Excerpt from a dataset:
[Start]
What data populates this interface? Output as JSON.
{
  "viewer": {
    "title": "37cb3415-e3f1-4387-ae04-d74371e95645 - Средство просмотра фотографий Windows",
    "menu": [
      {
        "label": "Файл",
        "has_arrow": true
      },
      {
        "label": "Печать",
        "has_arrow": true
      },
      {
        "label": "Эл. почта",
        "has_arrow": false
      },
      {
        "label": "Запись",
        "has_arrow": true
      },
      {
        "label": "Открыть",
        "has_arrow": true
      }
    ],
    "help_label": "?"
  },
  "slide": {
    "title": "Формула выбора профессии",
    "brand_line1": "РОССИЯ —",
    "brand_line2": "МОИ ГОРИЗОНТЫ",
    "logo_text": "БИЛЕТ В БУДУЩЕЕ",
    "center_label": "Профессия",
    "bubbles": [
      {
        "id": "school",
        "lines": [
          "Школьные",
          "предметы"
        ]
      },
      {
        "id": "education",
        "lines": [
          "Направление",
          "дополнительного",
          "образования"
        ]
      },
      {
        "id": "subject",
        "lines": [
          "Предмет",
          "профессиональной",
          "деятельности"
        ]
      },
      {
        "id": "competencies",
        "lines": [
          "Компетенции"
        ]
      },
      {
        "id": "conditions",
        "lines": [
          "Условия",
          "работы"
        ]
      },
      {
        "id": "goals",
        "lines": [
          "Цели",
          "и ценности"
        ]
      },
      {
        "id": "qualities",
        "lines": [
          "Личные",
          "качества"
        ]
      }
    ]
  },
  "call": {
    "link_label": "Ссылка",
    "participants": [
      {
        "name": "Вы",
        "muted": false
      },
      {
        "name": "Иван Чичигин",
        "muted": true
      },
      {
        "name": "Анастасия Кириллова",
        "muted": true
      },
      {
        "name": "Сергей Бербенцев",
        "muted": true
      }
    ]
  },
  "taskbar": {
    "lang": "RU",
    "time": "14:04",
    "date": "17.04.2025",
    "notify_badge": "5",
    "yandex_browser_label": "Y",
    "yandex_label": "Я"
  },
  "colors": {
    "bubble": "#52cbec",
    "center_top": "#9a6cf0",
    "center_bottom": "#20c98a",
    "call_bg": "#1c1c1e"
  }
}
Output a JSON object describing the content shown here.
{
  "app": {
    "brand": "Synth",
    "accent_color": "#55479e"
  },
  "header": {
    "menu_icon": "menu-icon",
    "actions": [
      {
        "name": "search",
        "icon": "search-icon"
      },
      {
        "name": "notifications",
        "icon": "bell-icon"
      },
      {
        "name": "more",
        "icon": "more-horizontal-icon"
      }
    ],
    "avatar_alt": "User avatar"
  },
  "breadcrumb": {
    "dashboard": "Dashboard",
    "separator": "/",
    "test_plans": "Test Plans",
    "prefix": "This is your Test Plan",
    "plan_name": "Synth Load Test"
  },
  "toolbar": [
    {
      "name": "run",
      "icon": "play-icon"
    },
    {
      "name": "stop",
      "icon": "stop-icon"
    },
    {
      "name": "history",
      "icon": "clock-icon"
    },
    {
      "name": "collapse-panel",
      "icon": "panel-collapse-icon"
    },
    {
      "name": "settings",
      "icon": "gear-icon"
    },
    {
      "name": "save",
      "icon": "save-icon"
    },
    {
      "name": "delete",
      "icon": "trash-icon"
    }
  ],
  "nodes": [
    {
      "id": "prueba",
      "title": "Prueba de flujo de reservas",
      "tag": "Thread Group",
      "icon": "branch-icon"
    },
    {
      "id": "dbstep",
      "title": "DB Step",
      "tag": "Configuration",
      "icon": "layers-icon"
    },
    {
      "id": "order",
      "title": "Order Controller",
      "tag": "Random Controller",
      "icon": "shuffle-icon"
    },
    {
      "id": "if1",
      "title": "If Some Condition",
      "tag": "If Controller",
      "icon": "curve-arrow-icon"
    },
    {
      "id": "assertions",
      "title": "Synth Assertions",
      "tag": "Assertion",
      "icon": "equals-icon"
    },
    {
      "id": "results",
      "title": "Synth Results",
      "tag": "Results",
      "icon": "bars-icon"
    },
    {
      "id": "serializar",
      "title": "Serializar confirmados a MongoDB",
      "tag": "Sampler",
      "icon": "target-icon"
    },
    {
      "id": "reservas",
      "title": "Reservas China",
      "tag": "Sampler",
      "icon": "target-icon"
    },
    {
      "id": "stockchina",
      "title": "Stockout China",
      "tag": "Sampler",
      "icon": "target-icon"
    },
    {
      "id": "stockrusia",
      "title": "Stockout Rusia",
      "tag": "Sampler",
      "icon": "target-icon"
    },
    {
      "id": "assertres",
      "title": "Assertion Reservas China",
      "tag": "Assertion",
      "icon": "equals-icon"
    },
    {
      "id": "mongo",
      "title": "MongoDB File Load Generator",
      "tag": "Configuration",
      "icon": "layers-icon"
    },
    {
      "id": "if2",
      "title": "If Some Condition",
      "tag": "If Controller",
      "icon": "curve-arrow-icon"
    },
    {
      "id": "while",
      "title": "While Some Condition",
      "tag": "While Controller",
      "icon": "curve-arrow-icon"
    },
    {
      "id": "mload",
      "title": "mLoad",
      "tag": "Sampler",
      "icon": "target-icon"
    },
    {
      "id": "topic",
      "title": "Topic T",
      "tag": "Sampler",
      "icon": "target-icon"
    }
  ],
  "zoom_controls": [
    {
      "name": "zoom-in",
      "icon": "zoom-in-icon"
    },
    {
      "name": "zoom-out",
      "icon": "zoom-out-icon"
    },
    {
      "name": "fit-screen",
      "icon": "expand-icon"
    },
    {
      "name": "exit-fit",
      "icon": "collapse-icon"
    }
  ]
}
[End]
▶ **PROBLEM DESCRIPTION**: Track down every line of the material containing the string "collapse", and copy it.

▶ **SOLUTION**:
      "name": "collapse-panel",
      "icon": "panel-collapse-icon"
      "icon": "collapse-icon"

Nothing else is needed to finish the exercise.